Copy out all lines with the word "Adaptive" in them.

****************

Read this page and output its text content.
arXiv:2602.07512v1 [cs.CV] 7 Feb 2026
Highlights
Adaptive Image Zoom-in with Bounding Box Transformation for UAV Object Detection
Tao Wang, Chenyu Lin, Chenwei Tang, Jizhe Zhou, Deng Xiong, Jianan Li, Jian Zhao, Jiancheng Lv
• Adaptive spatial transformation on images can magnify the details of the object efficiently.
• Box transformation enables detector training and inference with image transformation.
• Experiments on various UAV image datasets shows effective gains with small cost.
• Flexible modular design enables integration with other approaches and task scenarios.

****************

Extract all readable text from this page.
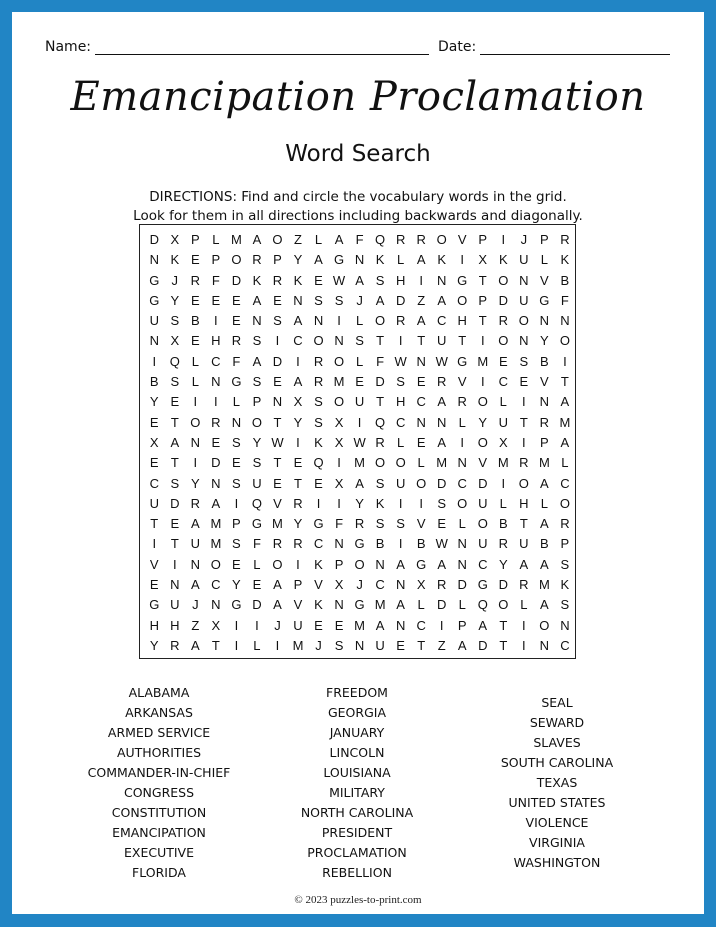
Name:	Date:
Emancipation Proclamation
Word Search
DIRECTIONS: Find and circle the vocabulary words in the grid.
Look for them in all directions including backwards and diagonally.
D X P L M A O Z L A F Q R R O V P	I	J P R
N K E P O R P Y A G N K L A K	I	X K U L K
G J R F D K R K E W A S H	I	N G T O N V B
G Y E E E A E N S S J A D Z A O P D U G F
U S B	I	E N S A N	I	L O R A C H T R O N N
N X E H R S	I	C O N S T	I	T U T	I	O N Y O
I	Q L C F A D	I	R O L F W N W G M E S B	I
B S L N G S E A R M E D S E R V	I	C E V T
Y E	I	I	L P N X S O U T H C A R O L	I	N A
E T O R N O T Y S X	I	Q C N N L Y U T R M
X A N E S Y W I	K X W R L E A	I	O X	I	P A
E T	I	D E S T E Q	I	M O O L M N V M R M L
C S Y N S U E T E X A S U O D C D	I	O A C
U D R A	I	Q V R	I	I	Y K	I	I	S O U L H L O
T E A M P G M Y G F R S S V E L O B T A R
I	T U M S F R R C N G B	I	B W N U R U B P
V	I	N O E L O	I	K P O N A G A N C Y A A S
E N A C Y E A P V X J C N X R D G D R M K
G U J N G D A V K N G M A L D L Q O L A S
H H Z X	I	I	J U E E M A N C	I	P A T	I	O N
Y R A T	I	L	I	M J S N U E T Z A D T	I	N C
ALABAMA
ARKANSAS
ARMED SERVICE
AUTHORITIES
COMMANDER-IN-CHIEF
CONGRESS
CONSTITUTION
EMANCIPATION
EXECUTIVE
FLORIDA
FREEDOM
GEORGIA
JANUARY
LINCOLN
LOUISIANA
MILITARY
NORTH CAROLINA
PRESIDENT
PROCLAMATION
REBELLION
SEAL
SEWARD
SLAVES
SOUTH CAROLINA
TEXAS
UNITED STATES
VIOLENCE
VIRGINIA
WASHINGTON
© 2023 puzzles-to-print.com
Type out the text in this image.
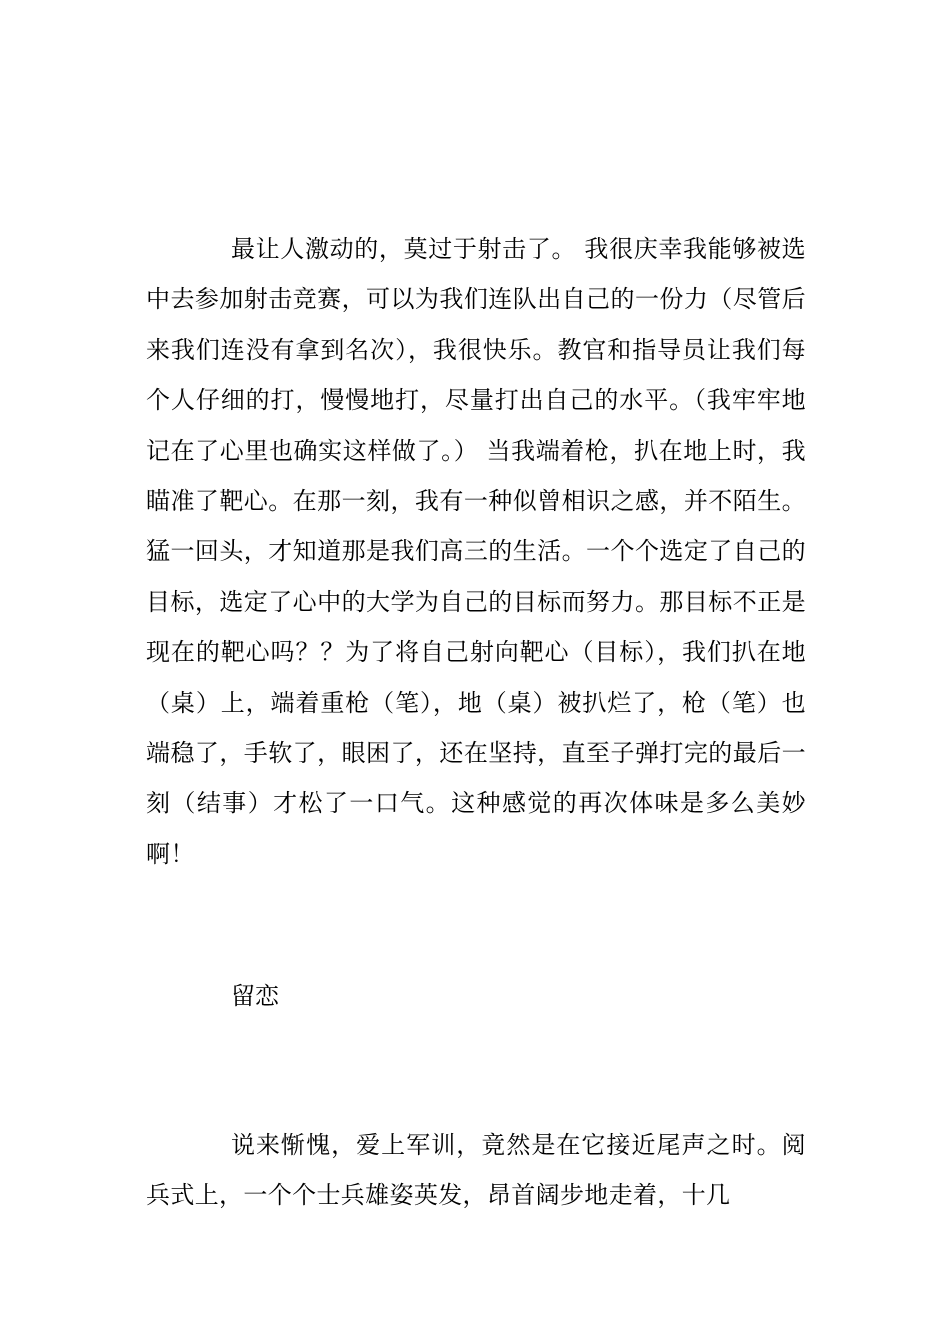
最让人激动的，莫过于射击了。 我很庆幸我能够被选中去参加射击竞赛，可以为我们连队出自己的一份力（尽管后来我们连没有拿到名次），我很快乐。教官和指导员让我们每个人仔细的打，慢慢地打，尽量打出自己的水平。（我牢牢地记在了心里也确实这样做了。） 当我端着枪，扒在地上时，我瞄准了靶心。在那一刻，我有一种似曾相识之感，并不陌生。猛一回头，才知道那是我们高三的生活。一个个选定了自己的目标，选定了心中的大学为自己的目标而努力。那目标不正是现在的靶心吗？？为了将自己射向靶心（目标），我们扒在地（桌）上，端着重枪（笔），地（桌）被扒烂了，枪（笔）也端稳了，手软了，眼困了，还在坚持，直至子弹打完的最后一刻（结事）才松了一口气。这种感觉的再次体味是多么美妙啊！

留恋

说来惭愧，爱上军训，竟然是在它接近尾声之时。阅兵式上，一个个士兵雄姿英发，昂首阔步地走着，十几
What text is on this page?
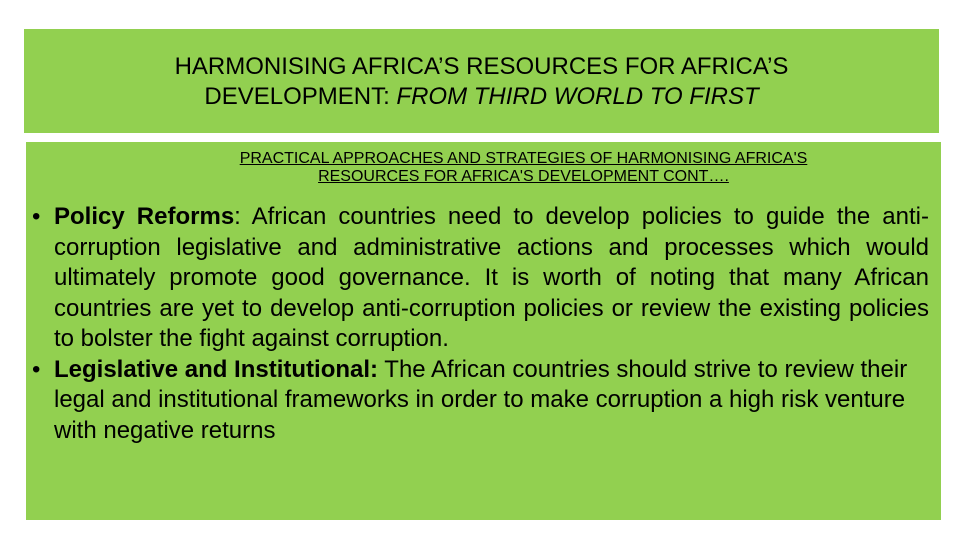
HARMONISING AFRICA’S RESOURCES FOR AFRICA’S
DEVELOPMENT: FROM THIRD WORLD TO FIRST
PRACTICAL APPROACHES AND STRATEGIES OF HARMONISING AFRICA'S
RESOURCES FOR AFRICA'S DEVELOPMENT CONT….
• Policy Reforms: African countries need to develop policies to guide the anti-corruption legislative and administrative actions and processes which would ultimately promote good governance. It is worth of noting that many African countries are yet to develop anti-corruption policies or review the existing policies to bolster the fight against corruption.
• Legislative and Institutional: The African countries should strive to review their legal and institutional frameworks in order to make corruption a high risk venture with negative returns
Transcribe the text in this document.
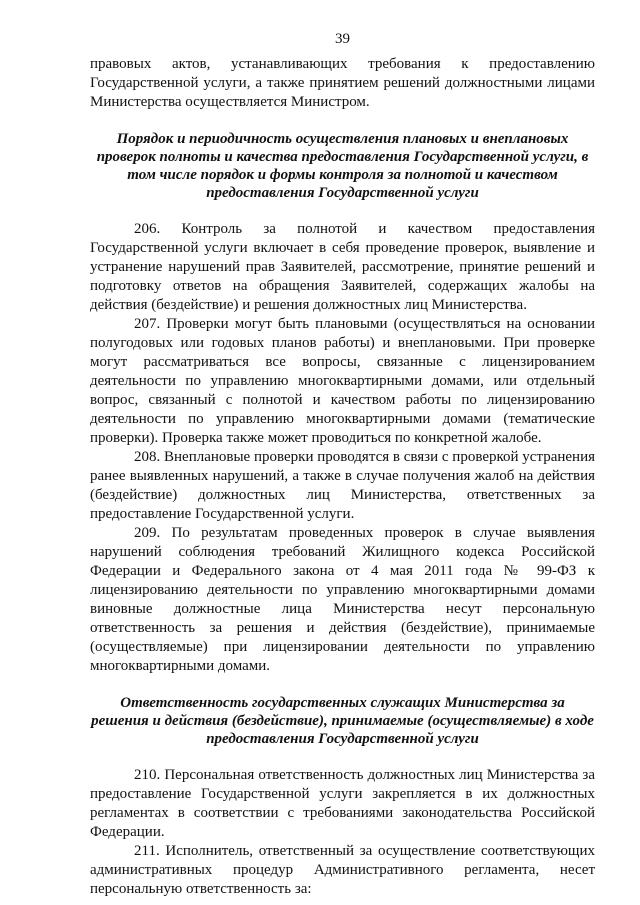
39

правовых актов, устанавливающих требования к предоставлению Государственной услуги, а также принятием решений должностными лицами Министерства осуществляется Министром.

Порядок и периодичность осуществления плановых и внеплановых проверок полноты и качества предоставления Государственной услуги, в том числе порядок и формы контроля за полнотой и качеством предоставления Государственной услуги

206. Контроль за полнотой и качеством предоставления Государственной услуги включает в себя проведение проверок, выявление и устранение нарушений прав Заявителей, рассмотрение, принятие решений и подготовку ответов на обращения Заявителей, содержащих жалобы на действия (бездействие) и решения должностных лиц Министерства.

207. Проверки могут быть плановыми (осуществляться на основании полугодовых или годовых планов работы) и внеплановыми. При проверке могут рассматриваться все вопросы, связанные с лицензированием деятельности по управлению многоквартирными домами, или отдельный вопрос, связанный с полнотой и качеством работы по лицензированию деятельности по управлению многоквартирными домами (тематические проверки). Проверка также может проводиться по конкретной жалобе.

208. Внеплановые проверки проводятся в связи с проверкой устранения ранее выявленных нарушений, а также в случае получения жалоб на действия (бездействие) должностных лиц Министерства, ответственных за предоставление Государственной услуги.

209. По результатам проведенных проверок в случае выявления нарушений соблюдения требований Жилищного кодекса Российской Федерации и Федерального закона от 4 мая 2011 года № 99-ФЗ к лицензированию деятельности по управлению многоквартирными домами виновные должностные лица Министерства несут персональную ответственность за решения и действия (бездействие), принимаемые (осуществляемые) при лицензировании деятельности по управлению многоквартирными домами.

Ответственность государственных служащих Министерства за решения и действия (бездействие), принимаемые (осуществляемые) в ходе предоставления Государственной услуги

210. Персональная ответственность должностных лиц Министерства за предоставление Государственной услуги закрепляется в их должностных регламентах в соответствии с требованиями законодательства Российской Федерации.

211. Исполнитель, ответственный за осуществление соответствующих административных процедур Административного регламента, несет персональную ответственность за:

****************

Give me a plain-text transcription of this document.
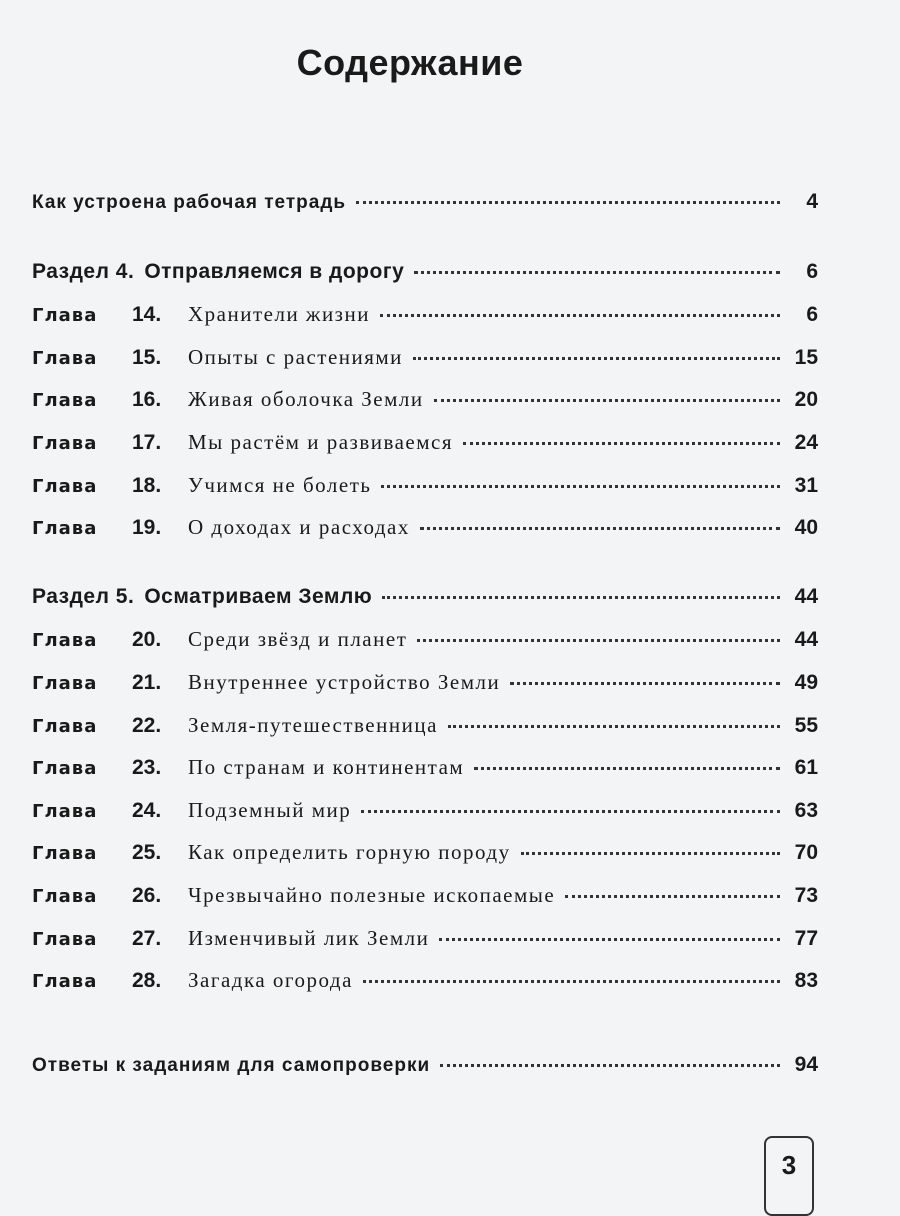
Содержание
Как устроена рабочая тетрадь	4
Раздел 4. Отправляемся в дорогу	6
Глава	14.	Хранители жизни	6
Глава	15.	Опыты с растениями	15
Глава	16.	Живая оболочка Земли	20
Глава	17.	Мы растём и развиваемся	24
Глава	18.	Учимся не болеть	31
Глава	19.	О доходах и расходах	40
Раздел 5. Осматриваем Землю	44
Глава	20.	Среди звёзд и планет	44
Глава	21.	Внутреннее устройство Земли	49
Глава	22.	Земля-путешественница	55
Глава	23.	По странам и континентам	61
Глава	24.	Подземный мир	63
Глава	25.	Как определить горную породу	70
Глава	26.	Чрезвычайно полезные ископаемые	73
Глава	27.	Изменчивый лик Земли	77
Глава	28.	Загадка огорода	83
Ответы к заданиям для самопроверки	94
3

****************

- Written solution
Adaptive Image Zoom-in with Bounding Box Transformation for UAV Object Detection
• Adaptive spatial transformation on images can magnify the details of the object efficiently.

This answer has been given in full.